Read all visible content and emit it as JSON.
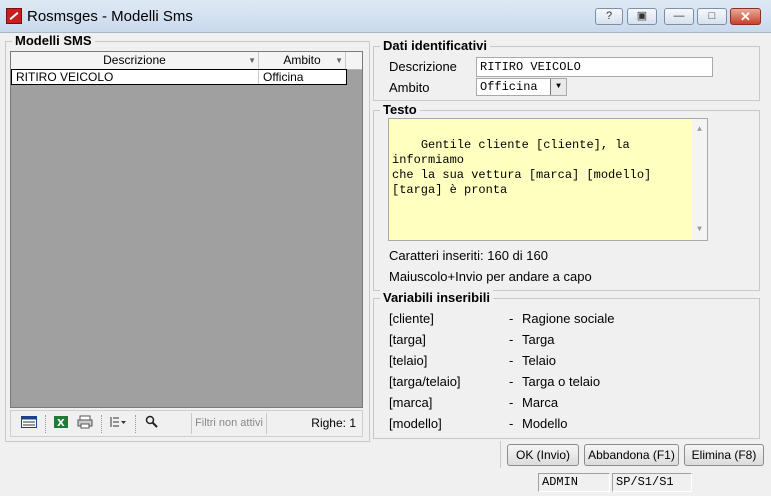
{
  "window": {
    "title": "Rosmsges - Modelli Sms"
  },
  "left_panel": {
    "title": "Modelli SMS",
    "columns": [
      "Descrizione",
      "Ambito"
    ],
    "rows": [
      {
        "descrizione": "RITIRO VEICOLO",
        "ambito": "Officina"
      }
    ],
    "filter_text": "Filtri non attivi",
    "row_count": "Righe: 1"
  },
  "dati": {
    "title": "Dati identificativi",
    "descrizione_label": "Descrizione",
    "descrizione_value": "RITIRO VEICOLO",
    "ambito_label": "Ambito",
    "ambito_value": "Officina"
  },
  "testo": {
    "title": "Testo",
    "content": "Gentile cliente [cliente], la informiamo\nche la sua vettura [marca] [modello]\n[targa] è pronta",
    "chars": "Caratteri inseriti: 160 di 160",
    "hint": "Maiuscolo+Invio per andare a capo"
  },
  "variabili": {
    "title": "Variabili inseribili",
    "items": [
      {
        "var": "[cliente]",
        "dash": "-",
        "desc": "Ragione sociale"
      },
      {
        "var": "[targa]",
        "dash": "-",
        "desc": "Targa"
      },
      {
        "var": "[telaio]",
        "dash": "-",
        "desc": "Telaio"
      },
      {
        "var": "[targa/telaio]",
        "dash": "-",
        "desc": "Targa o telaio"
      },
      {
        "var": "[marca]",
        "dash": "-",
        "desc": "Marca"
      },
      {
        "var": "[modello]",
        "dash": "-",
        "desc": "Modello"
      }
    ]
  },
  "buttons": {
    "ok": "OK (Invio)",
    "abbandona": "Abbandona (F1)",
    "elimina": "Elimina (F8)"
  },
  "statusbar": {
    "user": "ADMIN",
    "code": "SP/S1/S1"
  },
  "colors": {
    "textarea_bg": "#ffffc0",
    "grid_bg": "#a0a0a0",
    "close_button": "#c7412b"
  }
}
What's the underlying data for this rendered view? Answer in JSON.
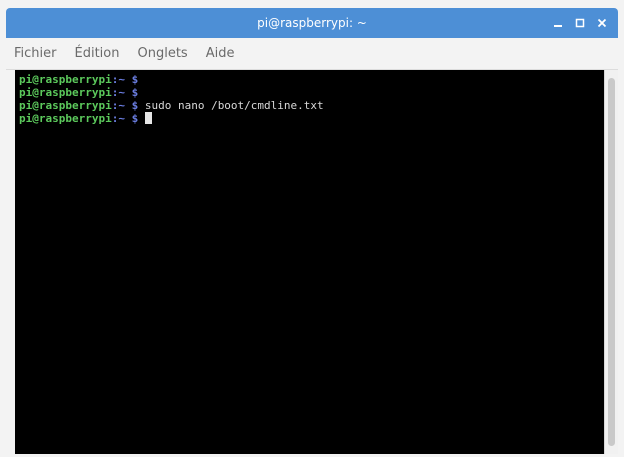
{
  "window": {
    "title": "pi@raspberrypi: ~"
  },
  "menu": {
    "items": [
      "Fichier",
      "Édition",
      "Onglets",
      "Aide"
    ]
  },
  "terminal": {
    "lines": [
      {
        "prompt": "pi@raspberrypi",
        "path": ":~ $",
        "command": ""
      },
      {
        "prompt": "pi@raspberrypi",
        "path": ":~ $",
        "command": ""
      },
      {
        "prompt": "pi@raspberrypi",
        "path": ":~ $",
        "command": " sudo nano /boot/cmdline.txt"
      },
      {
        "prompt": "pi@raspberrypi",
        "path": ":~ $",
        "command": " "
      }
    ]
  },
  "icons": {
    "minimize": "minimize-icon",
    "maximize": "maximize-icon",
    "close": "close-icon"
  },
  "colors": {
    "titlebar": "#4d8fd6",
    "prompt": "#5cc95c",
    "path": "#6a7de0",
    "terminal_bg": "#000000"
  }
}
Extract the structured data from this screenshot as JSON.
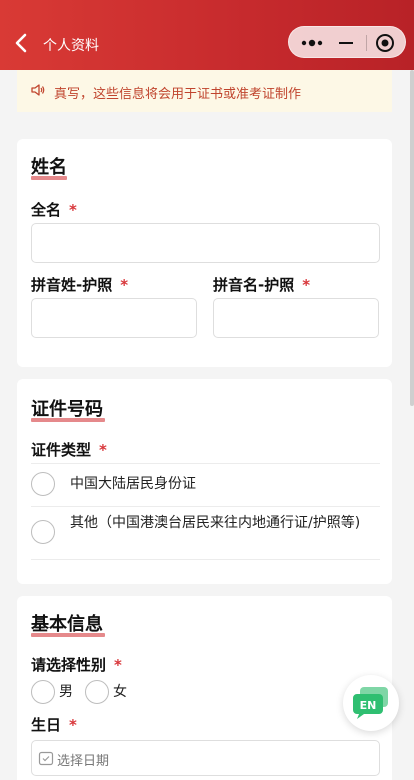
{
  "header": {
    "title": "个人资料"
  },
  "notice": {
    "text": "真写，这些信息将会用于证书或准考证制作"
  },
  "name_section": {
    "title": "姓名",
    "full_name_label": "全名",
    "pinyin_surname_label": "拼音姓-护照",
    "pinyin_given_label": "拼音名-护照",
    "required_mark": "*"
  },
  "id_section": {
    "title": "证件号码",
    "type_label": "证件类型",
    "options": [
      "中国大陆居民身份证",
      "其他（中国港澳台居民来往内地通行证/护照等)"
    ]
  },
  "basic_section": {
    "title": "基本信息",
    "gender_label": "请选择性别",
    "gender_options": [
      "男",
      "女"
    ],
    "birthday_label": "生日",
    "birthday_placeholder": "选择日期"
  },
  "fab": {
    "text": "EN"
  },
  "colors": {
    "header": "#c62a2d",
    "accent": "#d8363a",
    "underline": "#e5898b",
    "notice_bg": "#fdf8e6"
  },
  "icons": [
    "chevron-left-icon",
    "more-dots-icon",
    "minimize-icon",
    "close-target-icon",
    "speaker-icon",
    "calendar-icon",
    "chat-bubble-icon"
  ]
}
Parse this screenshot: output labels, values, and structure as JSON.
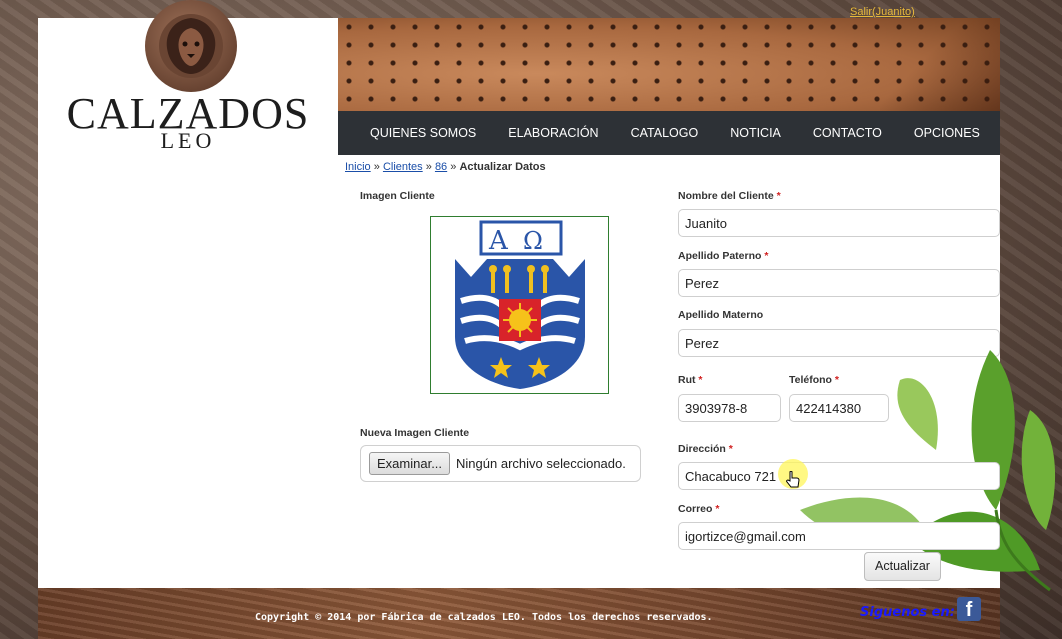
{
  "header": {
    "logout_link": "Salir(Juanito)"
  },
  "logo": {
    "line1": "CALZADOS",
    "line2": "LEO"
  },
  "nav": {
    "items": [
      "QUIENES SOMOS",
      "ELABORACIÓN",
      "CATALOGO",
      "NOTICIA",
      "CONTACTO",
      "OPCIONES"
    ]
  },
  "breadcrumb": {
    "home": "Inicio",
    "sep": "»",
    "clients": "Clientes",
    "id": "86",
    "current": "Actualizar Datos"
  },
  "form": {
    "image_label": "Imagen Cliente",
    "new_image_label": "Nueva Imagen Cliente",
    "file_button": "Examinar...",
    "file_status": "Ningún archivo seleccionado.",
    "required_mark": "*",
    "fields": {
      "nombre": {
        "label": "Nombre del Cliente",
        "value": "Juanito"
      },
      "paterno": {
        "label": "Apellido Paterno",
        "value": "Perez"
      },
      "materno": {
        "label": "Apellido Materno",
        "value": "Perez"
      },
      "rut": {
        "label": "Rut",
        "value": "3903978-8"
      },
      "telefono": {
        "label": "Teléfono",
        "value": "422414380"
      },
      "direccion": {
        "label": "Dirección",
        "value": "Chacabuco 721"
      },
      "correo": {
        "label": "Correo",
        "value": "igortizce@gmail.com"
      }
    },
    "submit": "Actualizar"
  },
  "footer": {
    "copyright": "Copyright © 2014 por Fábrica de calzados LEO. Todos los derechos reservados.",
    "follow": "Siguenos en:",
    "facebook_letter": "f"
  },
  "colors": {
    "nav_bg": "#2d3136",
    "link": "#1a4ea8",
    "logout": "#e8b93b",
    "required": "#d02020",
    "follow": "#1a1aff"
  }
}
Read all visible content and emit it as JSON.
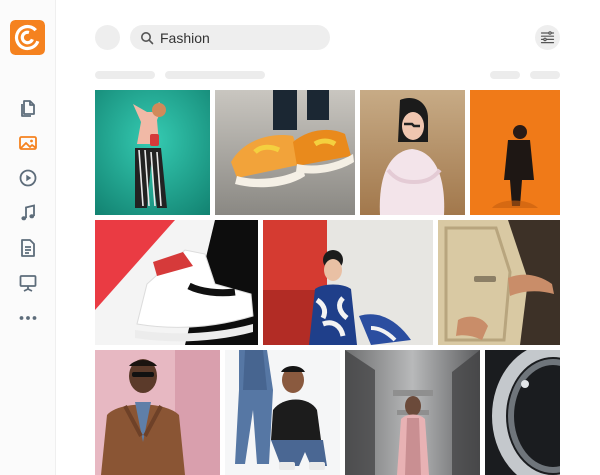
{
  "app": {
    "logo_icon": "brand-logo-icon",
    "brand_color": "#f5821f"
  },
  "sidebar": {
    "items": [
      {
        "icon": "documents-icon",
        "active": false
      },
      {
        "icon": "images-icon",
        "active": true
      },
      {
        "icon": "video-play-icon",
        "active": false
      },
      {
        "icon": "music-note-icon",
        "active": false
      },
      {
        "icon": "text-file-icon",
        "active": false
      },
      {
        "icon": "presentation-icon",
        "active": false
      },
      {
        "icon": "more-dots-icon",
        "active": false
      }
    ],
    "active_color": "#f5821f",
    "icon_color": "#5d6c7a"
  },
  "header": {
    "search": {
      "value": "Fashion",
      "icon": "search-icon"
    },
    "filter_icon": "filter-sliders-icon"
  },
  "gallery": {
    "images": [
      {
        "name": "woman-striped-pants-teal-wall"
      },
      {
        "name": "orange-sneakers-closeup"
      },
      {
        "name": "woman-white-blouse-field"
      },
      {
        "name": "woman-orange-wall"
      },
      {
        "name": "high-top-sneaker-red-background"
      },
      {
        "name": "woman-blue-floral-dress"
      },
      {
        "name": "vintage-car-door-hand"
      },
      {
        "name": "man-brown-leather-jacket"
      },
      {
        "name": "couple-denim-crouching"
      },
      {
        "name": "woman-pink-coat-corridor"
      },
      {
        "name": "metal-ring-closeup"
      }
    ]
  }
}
· · · ·
# [Instruction]
Which lines contain the word "Apellido"? Return each of them.

# [Written answer]
        "label": "Apellido Paterno",
        "label": "Apellido Materno",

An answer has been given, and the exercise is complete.